+++ Records shown

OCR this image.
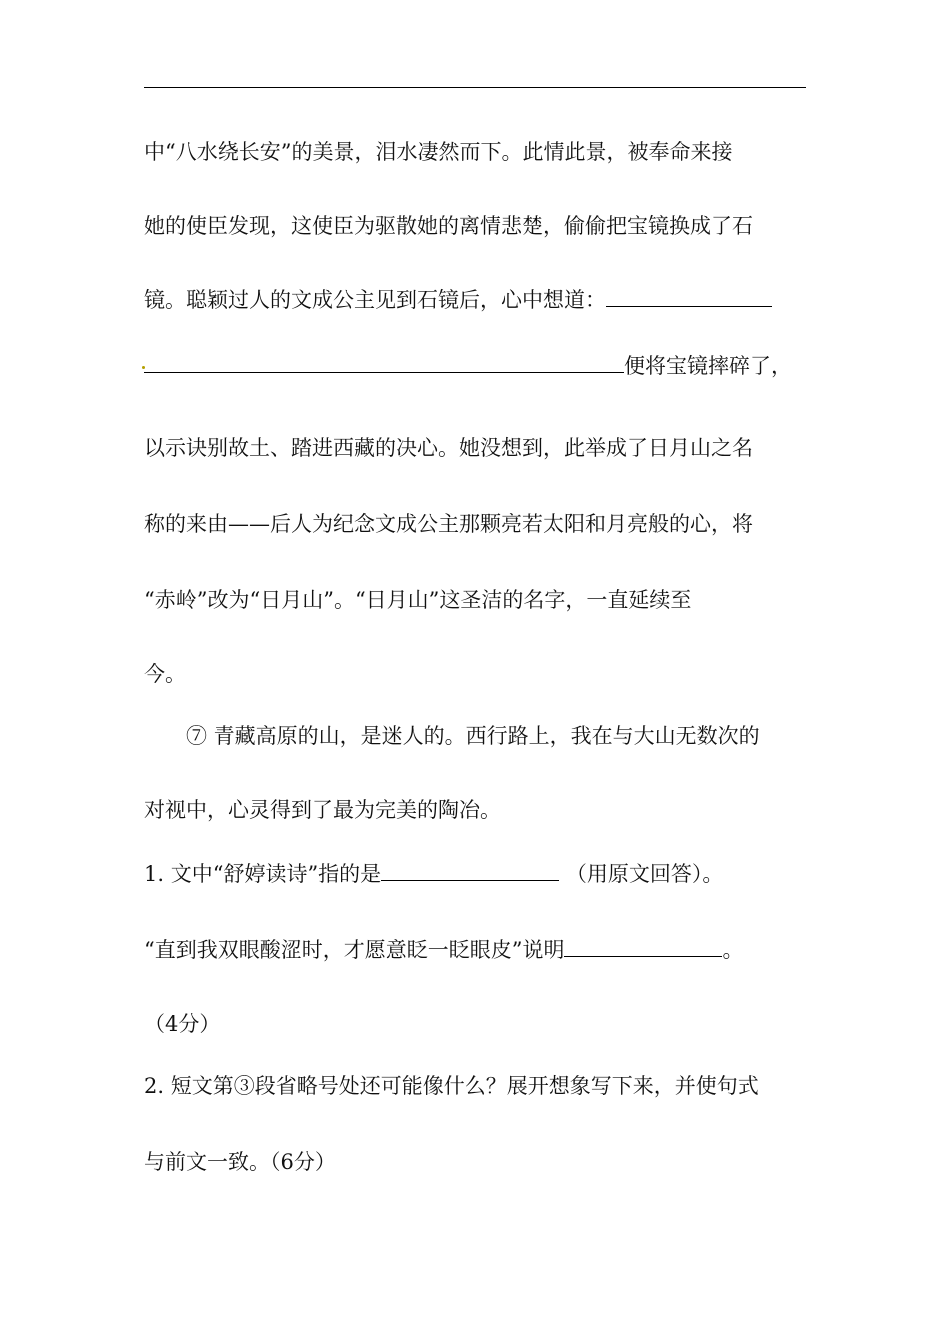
中“八水绕长安”的美景，泪水凄然而下。此情此景，被奉命来接
她的使臣发现，这使臣为驱散她的离情悲楚，偷偷把宝镜换成了石
镜。聪颖过人的文成公主见到石镜后，心中想道：
便将宝镜摔碎了，
以示诀别故土、踏进西藏的决心。她没想到，此举成了日月山之名
称的来由——后人为纪念文成公主那颗亮若太阳和月亮般的心，将
“赤岭”改为“日月山”。“日月山”这圣洁的名字，一直延续至
今。
⑦ 青藏高原的山，是迷人的。西行路上，我在与大山无数次的
对视中，心灵得到了最为完美的陶冶。
1. 文中“舒婷读诗”指的是	（用原文回答）。
“直到我双眼酸涩时，才愿意眨一眨眼皮”说明	。
（4分）
2. 短文第③段省略号处还可能像什么？展开想象写下来，并使句式
与前文一致。（6分）
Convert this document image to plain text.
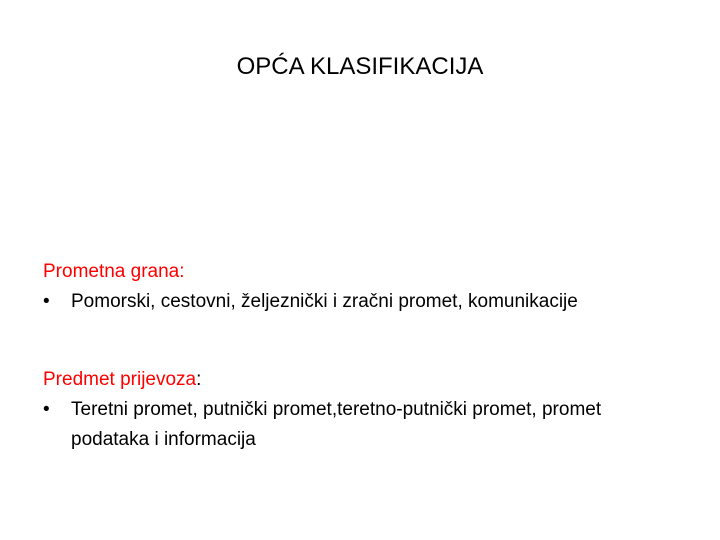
OPĆA KLASIFIKACIJA
Prometna grana:
•	Pomorski, cestovni, željeznički i zračni promet, komunikacije
Predmet prijevoza:
•	Teretni promet, putnički promet,teretno-putnički promet, promet podataka i informacija
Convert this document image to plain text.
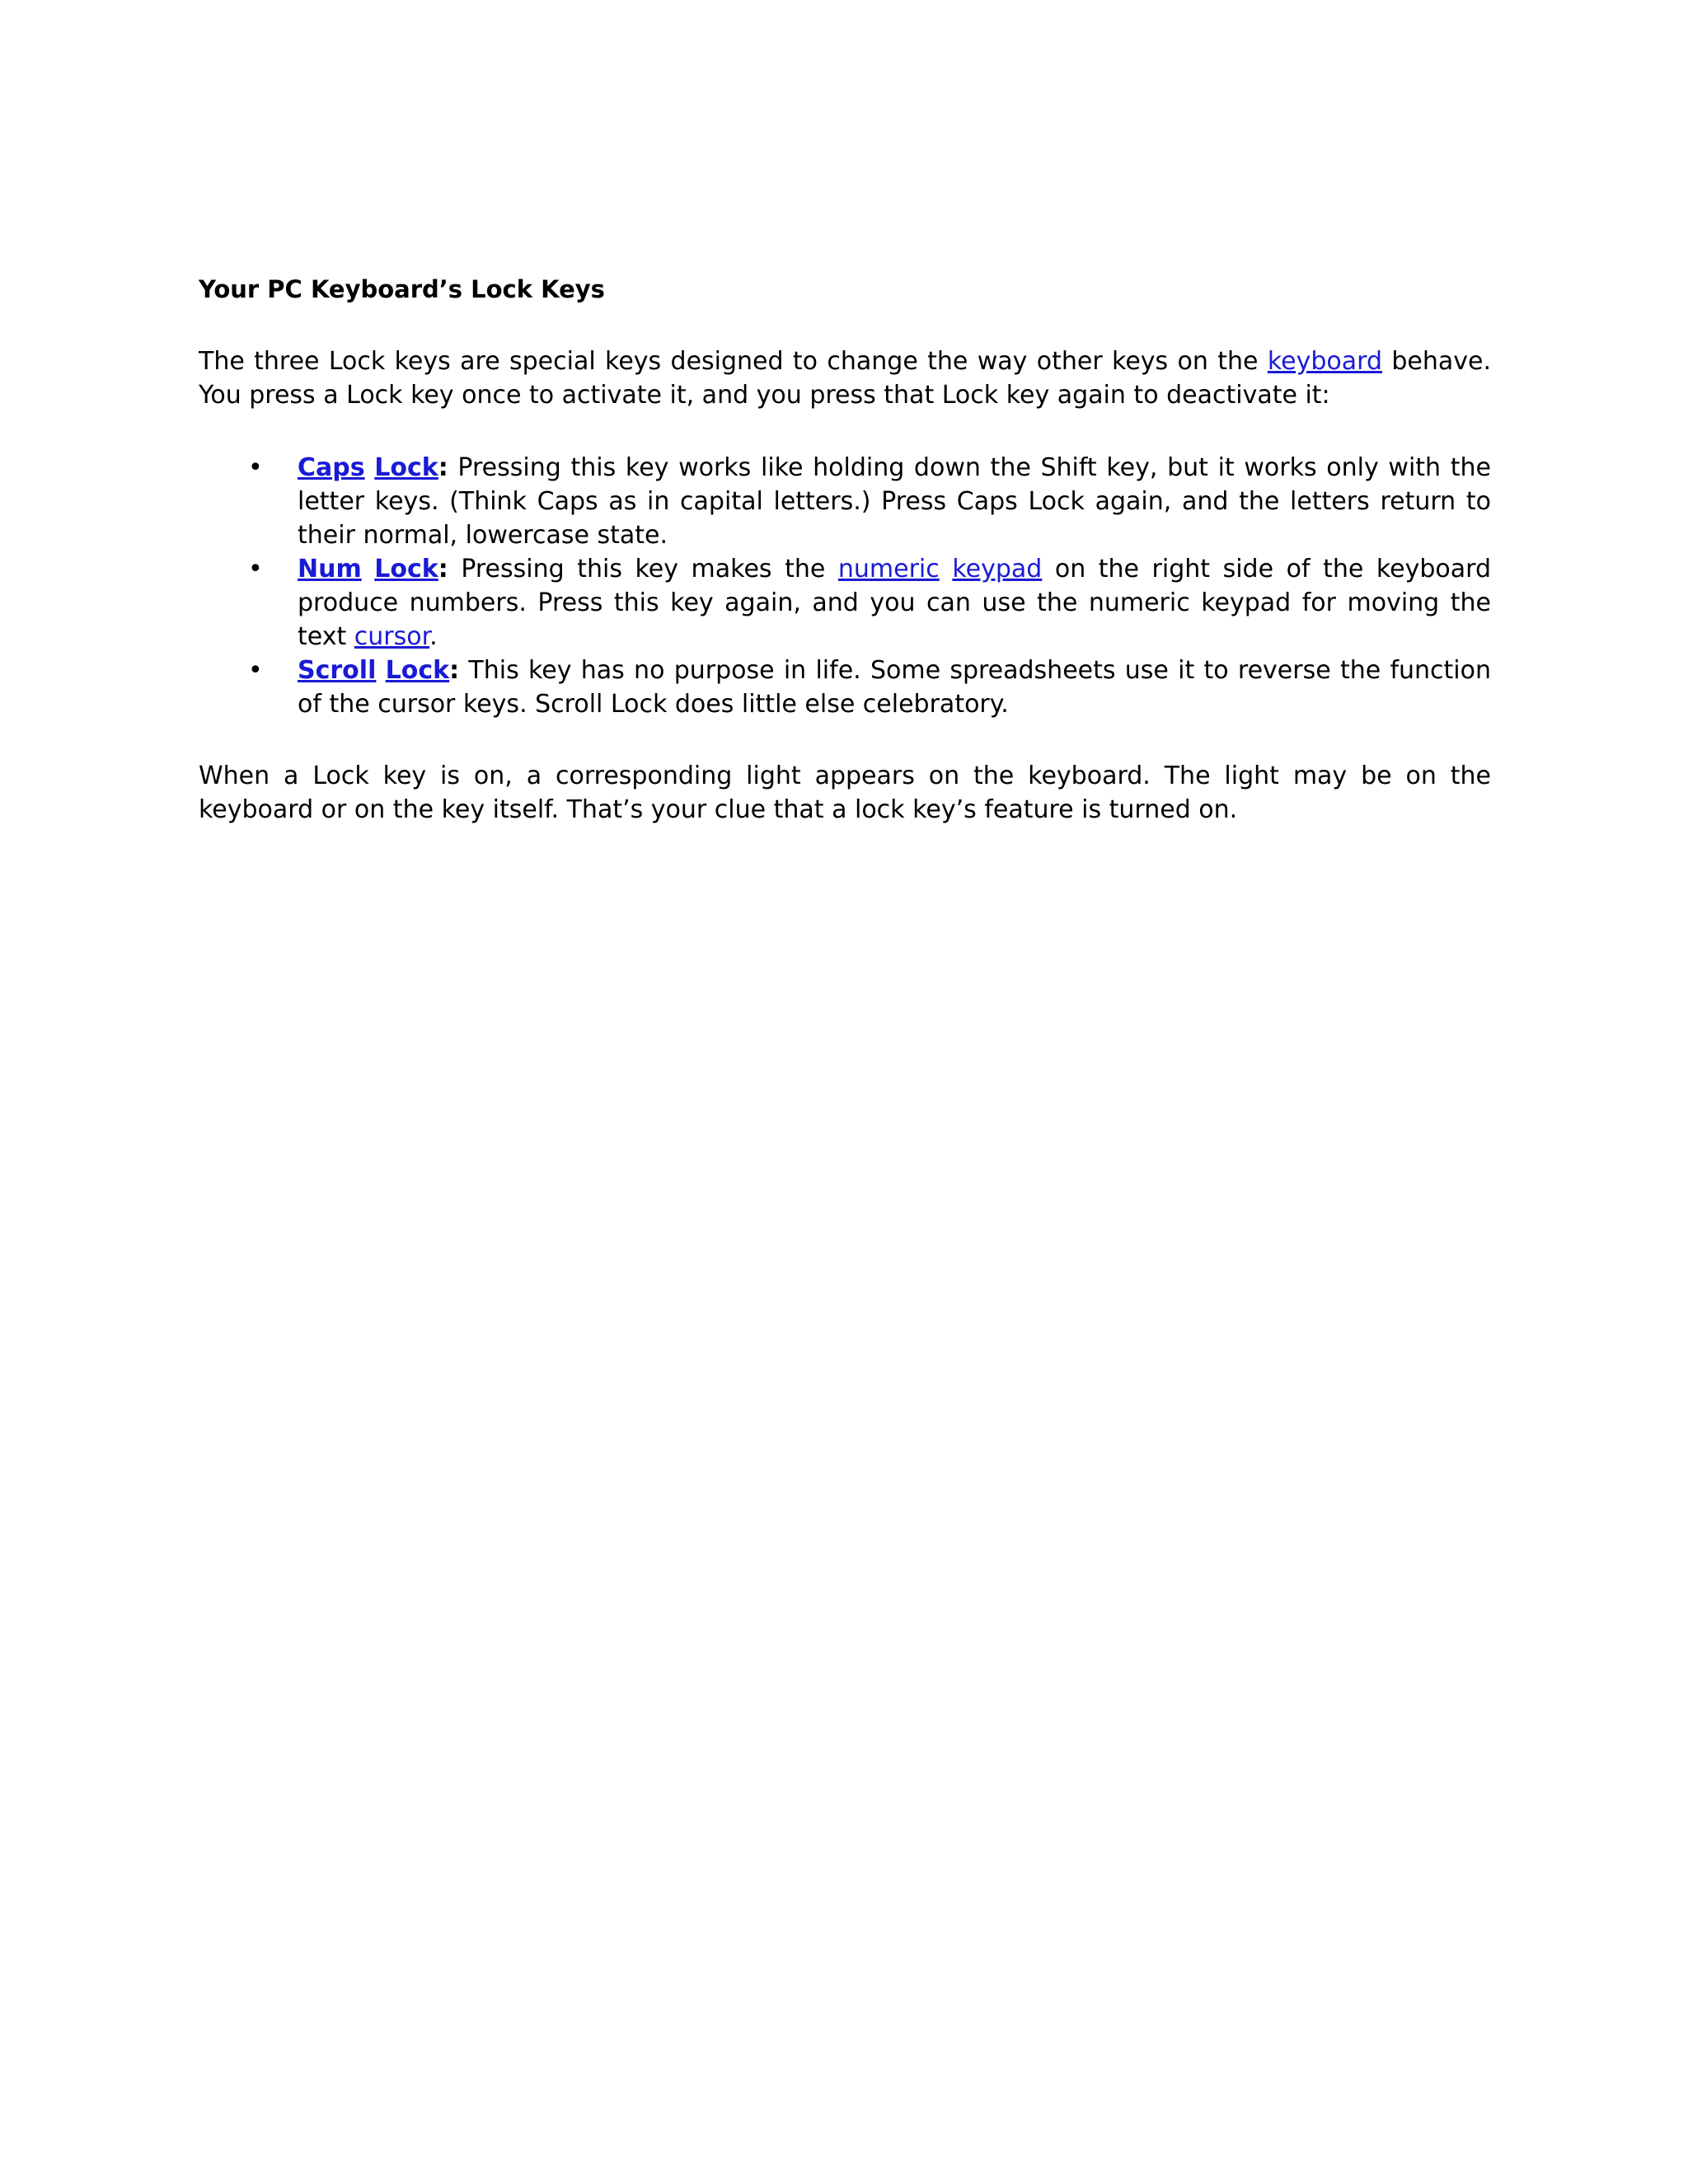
Your PC Keyboard’s Lock Keys

The three Lock keys are special keys designed to change the way other keys on the keyboard behave. You press a Lock key once to activate it, and you press that Lock key again to deactivate it:

• Caps Lock: Pressing this key works like holding down the Shift key, but it works only with the letter keys. (Think Caps as in capital letters.) Press Caps Lock again, and the letters return to their normal, lowercase state.
• Num Lock: Pressing this key makes the numeric keypad on the right side of the keyboard produce numbers. Press this key again, and you can use the numeric keypad for moving the text cursor.
• Scroll Lock: This key has no purpose in life. Some spreadsheets use it to reverse the function of the cursor keys. Scroll Lock does little else celebratory.

When a Lock key is on, a corresponding light appears on the keyboard. The light may be on the keyboard or on the key itself. That’s your clue that a lock key’s feature is turned on.
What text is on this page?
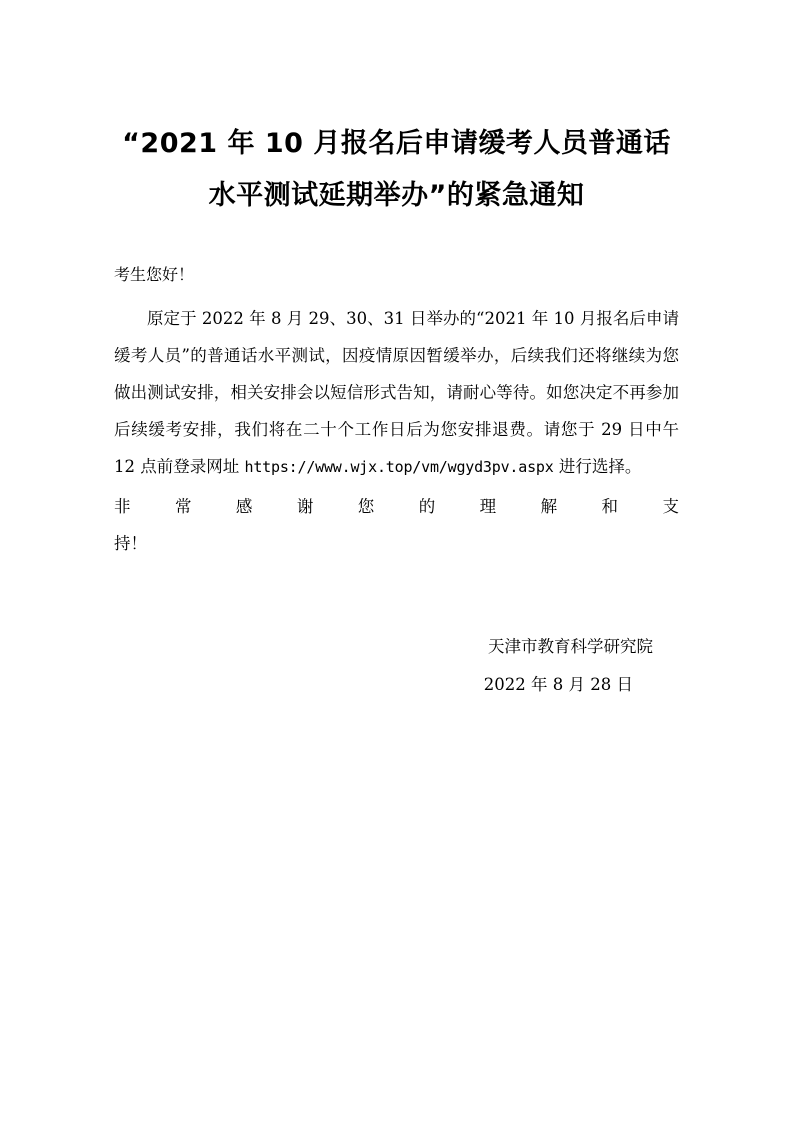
“2021 年 10 月报名后申请缓考人员普通话
水平测试延期举办”的紧急通知

考生您好！

原定于 2022 年 8 月 29、30、31 日举办的“2021 年 10 月报名后申请缓考人员”的普通话水平测试，因疫情原因暂缓举办，后续我们还将继续为您做出测试安排，相关安排会以短信形式告知，请耐心等待。如您决定不再参加后续缓考安排，我们将在二十个工作日后为您安排退费。请您于 29 日中午 12 点前登录网址 https://www.wjx.top/vm/wgyd3pv.aspx 进行选择。

非常感谢您的理解和支
持！

天津市教育科学研究院
2022 年 8 月 28 日
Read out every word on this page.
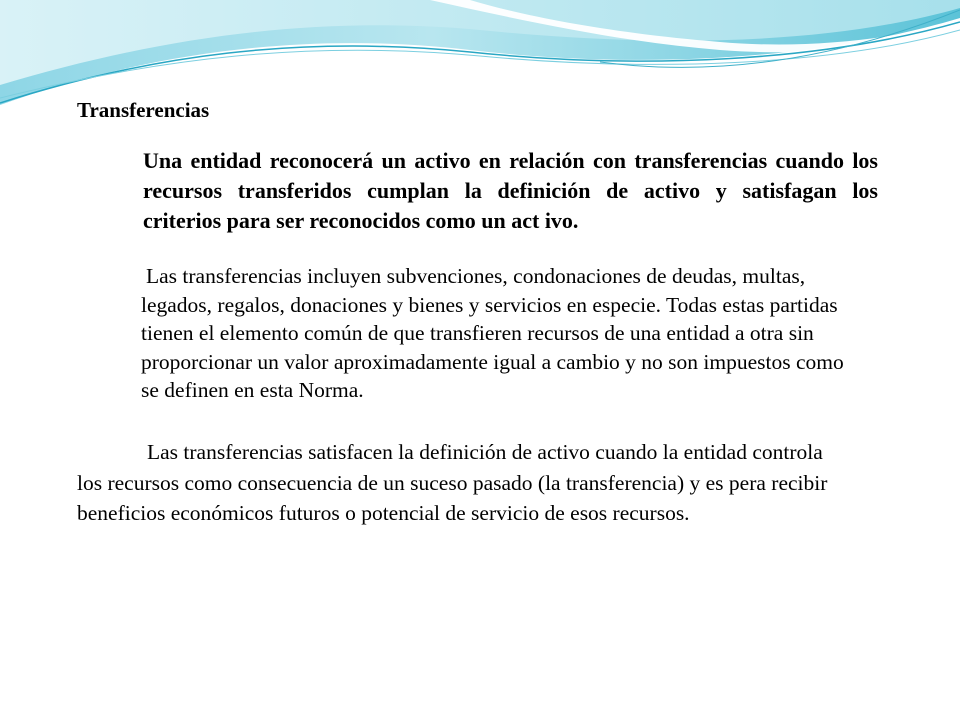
Transferencias
Una entidad reconocerá un activo en relación con transferencias cuando los
recursos transferidos cumplan la definición de activo y satisfagan los
criterios para ser reconocidos como un act ivo.
Las transferencias incluyen subvenciones, condonaciones de deudas, multas,
legados, regalos, donaciones y bienes y servicios en especie. Todas estas partidas
tienen el elemento común de que transfieren recursos de una entidad a otra sin
proporcionar un valor aproximadamente igual a cambio y no son impuestos como
se definen en esta Norma.
Las transferencias satisfacen la definición de activo cuando la entidad controla
los recursos como consecuencia de un suceso pasado (la transferencia) y es pera recibir
beneficios económicos futuros o potencial de servicio de esos recursos.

++++++

*Task prompt*. Your copy should match the entries exactly, minus the pictures.

*Result for this exercise*.
OCR this image.
中“八水绕长安”的美景，泪水凄然而下。此情此景，被奉命来接
她的使臣发现，这使臣为驱散她的离情悲楚，偷偷把宝镜换成了石
镜。聪颖过人的文成公主见到石镜后，心中想道：
便将宝镜摔碎了，
以示诀别故土、踏进西藏的决心。她没想到，此举成了日月山之名
称的来由——后人为纪念文成公主那颗亮若太阳和月亮般的心，将
“赤岭”改为“日月山”。“日月山”这圣洁的名字，一直延续至
今。
⑦ 青藏高原的山，是迷人的。西行路上，我在与大山无数次的
对视中，心灵得到了最为完美的陶冶。
1. 文中“舒婷读诗”指的是	（用原文回答）。
“直到我双眼酸涩时，才愿意眨一眨眼皮”说明	。
（4分）
2. 短文第③段省略号处还可能像什么？展开想象写下来，并使句式
与前文一致。（6分）
Convert this document image to plain text.
OPĆA KLASIFIKACIJA
Prometna grana:
•	Pomorski, cestovni, željeznički i zračni promet, komunikacije
Predmet prijevoza:
•	Teretni promet, putnički promet,teretno-putnički promet, promet podataka i informacija
Convert this document image to plain text.
Your PC Keyboard’s Lock Keys

The three Lock keys are special keys designed to change the way other keys on the keyboard behave. You press a Lock key once to activate it, and you press that Lock key again to deactivate it:

• Caps Lock: Pressing this key works like holding down the Shift key, but it works only with the letter keys. (Think Caps as in capital letters.) Press Caps Lock again, and the letters return to their normal, lowercase state.
• Num Lock: Pressing this key makes the numeric keypad on the right side of the keyboard produce numbers. Press this key again, and you can use the numeric keypad for moving the text cursor.
• Scroll Lock: This key has no purpose in life. Some spreadsheets use it to reverse the function of the cursor keys. Scroll Lock does little else celebratory.

When a Lock key is on, a corresponding light appears on the keyboard. The light may be on the keyboard or on the key itself. That’s your clue that a lock key’s feature is turned on.
What text is on this page?
“2021 年 10 月报名后申请缓考人员普通话
水平测试延期举办”的紧急通知

考生您好！

原定于 2022 年 8 月 29、30、31 日举办的“2021 年 10 月报名后申请缓考人员”的普通话水平测试，因疫情原因暂缓举办，后续我们还将继续为您做出测试安排，相关安排会以短信形式告知，请耐心等待。如您决定不再参加后续缓考安排，我们将在二十个工作日后为您安排退费。请您于 29 日中午 12 点前登录网址 https://www.wjx.top/vm/wgyd3pv.aspx 进行选择。

非常感谢您的理解和支
持！

天津市教育科学研究院
2022 年 8 月 28 日
Read out every word on this page.
Transferencias
Una entidad reconocerá un activo en relación con transferencias cuando los
recursos transferidos cumplan la definición de activo y satisfagan los
criterios para ser reconocidos como un act ivo.
Las transferencias incluyen subvenciones, condonaciones de deudas, multas,
legados, regalos, donaciones y bienes y servicios en especie. Todas estas partidas
tienen el elemento común de que transfieren recursos de una entidad a otra sin
proporcionar un valor aproximadamente igual a cambio y no son impuestos como
se definen en esta Norma.
Las transferencias satisfacen la definición de activo cuando la entidad controla
los recursos como consecuencia de un suceso pasado (la transferencia) y es pera recibir
beneficios económicos futuros o potencial de servicio de esos recursos.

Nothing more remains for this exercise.